Brief →
In the entries below, find the lines that contain the word "source" and copy them.

Data entries →
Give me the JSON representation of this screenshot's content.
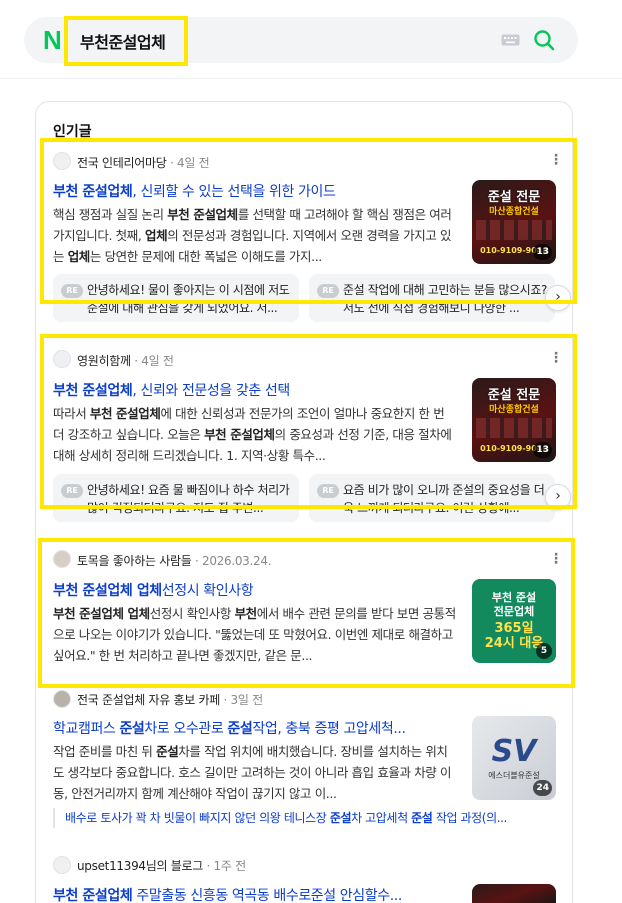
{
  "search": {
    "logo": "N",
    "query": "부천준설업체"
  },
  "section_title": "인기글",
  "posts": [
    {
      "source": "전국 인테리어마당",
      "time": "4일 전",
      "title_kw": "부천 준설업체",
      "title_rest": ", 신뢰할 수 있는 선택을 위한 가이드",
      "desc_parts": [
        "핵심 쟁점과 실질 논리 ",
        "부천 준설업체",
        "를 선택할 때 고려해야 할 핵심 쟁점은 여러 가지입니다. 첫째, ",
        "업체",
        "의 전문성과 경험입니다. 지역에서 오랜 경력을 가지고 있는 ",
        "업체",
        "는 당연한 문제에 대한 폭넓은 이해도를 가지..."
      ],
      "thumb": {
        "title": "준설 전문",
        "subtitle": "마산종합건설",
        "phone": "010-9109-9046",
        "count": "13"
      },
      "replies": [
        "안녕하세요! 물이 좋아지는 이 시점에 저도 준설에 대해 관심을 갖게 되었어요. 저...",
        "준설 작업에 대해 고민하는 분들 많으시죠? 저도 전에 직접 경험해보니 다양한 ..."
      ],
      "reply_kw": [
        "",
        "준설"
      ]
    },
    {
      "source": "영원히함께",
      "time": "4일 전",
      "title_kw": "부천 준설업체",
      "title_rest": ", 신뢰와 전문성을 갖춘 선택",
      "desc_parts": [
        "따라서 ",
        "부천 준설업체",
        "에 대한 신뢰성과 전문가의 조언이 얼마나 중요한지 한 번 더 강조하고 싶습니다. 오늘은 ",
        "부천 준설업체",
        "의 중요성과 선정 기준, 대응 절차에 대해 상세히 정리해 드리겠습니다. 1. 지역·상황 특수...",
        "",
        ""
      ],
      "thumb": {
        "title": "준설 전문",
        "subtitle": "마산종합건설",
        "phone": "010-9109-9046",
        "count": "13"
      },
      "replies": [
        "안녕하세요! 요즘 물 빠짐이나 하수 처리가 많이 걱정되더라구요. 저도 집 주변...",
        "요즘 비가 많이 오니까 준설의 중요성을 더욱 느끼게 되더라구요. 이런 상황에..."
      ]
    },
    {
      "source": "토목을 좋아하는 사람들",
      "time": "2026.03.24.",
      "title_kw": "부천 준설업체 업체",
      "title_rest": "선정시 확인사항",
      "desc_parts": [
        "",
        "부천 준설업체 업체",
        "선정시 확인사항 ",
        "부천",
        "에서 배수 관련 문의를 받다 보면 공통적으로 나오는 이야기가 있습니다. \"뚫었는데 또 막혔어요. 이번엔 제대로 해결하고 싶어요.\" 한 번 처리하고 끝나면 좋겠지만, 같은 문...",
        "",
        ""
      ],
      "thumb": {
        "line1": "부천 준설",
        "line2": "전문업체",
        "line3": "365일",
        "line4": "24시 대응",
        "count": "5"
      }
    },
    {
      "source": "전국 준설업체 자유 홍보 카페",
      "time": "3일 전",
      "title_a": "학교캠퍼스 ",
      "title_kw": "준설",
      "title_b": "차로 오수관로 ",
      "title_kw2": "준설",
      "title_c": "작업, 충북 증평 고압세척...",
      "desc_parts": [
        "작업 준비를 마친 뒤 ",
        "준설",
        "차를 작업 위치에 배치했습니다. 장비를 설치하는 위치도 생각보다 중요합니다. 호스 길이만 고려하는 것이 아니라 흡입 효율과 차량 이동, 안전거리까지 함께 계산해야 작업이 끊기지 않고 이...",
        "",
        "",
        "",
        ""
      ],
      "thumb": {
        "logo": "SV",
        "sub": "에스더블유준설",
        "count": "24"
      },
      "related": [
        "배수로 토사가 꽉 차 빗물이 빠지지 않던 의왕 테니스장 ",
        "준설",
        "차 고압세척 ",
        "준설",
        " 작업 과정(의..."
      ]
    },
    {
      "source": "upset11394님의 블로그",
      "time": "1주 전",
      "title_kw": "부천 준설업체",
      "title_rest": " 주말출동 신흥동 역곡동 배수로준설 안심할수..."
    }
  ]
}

Result of this exercise →
      "source": "전국 인테리어마당",
      "source": "영원히함께",
      "source": "토목을 좋아하는 사람들",
      "source": "전국 준설업체 자유 홍보 카페",
      "source": "upset11394님의 블로그",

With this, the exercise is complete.